#### [Written instruction]
Reproduce each line from the records that holds "xlabel".
Start Supplied data
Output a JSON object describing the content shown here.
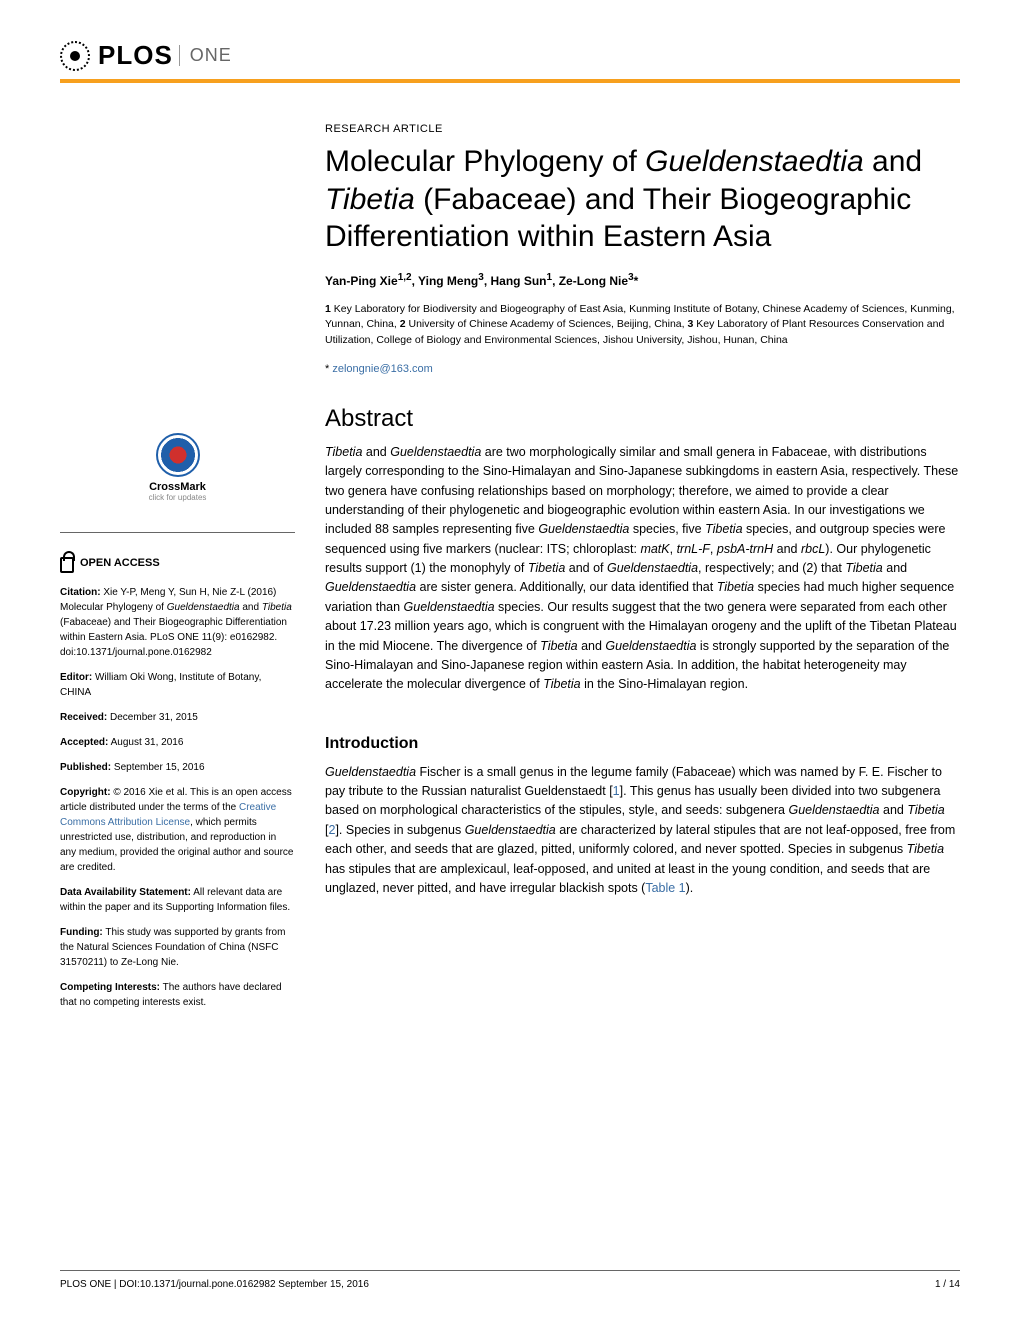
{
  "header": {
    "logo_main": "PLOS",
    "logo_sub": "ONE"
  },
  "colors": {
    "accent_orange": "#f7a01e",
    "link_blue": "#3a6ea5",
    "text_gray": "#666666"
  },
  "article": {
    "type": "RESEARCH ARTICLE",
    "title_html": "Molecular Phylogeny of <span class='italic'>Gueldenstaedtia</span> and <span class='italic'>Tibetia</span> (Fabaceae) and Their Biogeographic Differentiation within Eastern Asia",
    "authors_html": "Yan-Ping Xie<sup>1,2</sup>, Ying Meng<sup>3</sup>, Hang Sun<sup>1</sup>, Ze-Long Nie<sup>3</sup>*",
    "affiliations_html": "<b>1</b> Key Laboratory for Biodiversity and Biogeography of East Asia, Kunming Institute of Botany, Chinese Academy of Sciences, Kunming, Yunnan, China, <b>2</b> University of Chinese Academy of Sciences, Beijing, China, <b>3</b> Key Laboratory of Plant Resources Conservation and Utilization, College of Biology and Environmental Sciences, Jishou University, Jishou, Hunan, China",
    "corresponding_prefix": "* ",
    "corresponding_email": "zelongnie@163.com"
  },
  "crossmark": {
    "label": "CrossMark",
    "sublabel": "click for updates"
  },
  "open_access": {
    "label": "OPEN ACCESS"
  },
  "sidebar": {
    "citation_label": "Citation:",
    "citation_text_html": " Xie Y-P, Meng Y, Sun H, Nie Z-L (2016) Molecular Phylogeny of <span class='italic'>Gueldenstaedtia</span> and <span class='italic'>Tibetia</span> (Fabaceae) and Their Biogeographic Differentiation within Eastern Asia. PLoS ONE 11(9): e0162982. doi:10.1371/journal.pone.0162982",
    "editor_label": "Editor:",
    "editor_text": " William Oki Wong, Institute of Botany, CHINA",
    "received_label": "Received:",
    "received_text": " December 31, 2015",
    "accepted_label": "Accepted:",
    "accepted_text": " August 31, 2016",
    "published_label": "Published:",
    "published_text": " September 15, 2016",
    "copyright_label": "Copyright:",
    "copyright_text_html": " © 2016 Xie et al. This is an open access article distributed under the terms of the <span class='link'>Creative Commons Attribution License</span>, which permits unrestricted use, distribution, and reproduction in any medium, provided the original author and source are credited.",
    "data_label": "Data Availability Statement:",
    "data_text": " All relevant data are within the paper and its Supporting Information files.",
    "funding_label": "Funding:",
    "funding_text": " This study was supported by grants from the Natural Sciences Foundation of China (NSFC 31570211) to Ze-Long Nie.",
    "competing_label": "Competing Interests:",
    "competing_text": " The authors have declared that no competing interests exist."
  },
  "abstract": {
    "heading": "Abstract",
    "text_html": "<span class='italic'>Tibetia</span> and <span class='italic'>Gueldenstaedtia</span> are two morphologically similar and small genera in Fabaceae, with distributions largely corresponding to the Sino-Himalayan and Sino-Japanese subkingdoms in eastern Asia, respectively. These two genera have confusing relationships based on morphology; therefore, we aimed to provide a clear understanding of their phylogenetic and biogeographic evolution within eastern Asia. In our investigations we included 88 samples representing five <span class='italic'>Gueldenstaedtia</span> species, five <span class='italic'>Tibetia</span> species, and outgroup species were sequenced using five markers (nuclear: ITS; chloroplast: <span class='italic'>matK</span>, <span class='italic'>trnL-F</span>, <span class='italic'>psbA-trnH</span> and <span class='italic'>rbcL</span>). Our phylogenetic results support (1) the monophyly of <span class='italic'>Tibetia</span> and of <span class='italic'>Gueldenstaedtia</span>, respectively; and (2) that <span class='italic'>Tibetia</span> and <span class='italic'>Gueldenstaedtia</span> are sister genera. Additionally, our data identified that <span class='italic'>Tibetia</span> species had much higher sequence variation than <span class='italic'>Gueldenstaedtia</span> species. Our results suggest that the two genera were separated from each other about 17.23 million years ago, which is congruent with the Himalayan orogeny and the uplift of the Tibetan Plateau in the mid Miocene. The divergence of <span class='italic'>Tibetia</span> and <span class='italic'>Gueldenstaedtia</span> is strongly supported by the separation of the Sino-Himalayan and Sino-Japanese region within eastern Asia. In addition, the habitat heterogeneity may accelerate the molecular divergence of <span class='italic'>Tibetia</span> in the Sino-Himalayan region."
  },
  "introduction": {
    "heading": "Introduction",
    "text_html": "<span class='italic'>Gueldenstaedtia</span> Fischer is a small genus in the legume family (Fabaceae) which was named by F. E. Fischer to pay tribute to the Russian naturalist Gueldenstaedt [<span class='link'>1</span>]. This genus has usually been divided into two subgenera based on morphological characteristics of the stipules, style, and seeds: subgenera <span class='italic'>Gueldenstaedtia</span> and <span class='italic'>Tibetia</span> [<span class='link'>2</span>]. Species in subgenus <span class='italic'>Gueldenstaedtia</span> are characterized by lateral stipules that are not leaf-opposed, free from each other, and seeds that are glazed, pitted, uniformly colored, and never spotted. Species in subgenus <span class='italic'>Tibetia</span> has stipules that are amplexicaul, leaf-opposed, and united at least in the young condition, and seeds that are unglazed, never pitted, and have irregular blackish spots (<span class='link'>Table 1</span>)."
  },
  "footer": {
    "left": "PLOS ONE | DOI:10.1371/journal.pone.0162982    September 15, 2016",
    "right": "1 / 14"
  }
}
End Supplied data
Start Supplied data
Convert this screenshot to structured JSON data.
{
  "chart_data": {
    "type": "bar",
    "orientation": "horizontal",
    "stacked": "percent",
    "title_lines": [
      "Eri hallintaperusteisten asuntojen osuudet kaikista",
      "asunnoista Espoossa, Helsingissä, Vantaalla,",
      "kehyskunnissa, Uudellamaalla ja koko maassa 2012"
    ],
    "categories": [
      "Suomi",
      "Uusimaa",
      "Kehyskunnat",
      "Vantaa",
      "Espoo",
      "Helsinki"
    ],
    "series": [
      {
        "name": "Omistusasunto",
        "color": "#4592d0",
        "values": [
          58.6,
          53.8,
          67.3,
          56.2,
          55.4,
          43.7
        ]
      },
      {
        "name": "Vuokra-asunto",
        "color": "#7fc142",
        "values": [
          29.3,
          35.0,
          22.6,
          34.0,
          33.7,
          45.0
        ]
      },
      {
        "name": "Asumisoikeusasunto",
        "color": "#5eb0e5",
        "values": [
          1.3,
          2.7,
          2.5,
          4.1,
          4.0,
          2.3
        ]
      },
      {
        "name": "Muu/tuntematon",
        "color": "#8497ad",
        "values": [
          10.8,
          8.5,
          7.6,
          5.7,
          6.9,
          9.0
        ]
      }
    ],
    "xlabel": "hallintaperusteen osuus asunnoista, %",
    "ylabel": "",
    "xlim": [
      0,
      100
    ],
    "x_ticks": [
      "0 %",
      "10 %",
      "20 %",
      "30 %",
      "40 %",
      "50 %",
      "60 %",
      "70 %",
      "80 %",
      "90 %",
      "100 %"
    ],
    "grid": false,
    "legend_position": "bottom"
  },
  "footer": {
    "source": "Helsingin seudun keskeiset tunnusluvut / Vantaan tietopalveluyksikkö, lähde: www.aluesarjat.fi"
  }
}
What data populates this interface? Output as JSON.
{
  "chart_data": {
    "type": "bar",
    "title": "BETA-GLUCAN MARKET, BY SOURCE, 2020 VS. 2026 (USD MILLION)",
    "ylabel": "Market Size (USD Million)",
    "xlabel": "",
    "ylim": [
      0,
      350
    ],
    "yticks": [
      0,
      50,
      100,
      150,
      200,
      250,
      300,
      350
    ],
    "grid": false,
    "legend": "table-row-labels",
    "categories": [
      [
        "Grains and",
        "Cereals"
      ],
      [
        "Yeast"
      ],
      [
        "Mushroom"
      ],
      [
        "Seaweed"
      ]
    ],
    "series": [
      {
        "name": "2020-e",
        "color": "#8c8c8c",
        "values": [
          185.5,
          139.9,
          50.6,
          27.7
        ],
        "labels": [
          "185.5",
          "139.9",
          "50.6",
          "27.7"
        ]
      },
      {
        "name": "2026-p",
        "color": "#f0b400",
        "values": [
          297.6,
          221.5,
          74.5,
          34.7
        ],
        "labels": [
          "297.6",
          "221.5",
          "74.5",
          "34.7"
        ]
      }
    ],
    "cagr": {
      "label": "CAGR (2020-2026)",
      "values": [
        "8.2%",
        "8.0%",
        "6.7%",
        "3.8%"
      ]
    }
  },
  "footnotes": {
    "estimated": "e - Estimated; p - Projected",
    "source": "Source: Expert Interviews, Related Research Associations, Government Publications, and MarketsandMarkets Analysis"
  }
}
End Supplied data
Start Supplied data
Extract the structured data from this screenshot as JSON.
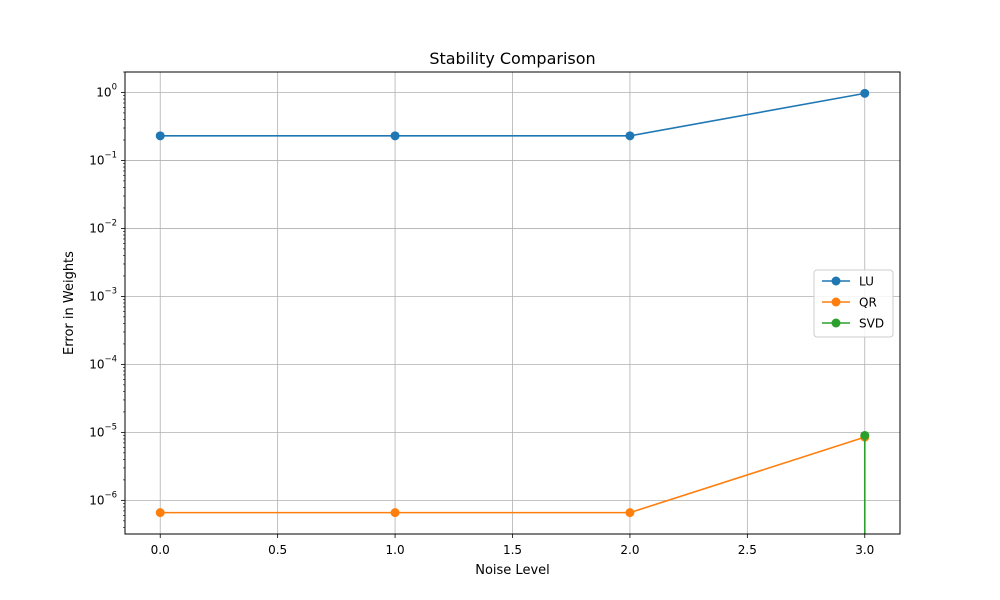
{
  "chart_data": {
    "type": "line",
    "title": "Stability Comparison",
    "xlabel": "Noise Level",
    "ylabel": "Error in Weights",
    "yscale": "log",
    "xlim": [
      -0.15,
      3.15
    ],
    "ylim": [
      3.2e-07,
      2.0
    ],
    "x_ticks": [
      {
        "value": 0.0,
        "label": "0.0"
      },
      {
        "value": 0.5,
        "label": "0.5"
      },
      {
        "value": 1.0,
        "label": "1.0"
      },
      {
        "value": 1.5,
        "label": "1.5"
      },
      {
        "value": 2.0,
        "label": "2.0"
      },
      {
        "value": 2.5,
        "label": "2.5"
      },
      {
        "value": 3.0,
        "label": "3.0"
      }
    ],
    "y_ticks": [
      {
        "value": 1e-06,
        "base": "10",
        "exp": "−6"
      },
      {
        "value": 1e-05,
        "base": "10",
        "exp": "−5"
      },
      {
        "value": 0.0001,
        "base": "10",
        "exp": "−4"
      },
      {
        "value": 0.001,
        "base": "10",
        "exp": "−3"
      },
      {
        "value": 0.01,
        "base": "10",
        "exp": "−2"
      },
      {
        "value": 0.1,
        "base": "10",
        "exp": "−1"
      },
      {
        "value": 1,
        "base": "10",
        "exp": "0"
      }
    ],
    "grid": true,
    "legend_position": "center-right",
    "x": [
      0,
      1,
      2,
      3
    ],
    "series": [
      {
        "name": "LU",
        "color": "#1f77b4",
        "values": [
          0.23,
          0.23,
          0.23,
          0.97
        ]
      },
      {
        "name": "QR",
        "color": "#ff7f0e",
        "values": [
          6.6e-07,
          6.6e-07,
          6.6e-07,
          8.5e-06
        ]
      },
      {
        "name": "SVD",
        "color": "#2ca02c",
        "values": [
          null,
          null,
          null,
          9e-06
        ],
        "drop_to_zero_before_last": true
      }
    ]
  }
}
End Supplied data
#### [Full solution]
    "xlabel": "hallintaperusteen osuus asunnoista, %",
    "xlabel": "",
    "xlabel": "Noise Level",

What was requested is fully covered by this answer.